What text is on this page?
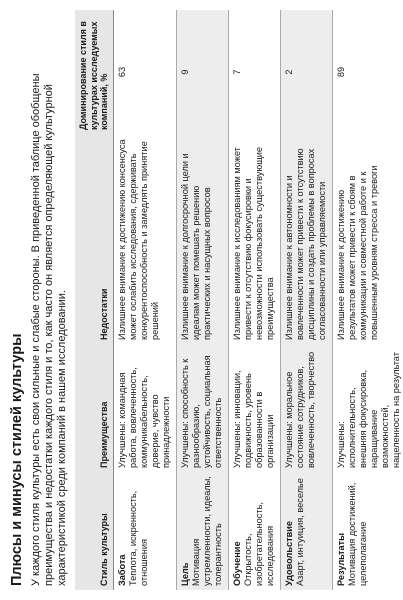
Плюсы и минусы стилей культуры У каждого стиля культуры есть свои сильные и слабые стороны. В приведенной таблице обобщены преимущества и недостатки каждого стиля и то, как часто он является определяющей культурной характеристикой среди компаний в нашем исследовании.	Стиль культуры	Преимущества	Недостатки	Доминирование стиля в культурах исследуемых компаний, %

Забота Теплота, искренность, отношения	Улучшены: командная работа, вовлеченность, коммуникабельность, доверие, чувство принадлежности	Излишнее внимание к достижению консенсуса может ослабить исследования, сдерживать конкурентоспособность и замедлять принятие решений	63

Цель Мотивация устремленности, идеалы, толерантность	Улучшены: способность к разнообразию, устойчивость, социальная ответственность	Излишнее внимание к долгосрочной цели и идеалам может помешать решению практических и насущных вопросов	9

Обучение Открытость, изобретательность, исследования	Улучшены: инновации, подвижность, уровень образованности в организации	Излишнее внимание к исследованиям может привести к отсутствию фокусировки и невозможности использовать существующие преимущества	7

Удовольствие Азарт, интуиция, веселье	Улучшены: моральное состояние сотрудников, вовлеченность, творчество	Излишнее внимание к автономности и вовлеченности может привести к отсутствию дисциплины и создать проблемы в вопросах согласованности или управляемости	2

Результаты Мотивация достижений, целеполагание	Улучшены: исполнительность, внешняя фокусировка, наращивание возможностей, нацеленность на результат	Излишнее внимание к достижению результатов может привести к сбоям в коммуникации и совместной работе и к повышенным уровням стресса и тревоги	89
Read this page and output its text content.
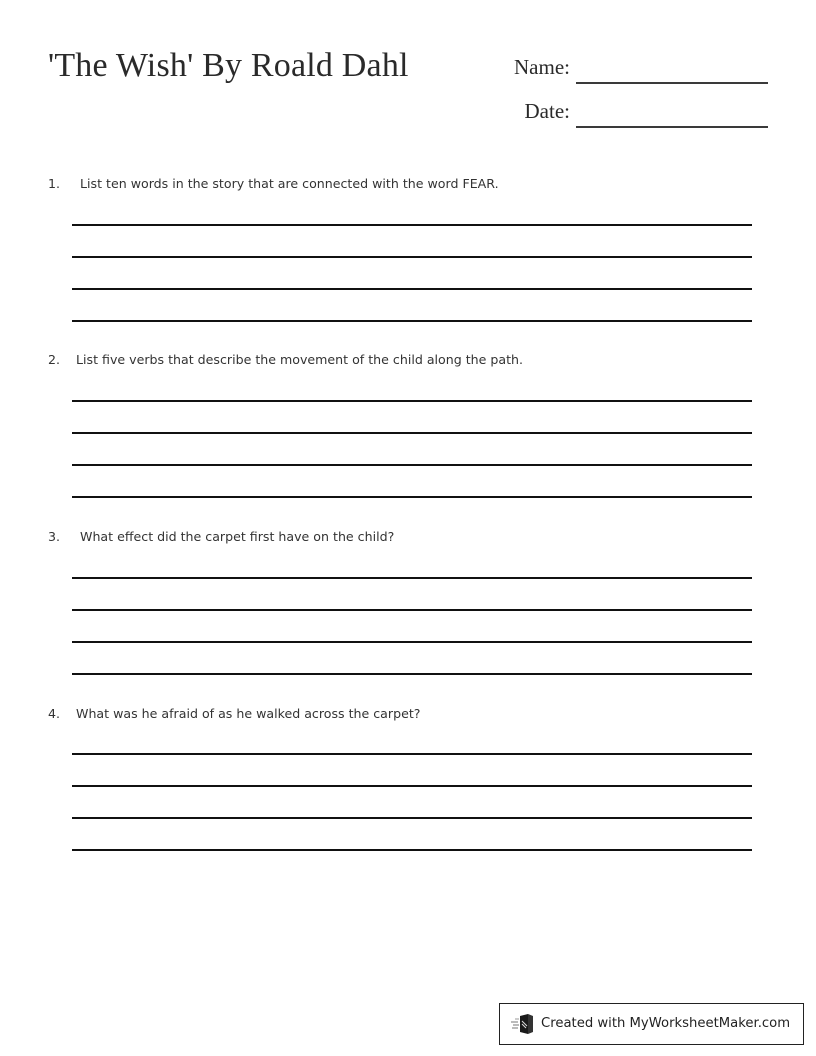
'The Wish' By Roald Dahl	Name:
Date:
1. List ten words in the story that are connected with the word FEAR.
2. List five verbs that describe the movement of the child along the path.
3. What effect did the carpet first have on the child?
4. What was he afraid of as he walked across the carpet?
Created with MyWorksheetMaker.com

WHAT YOU NEED TO DO:
Identify the lines that hold the word "this". Copy every one of them.

ANSWER IN FULL:
What text is on this page?
Read this page and output its text content.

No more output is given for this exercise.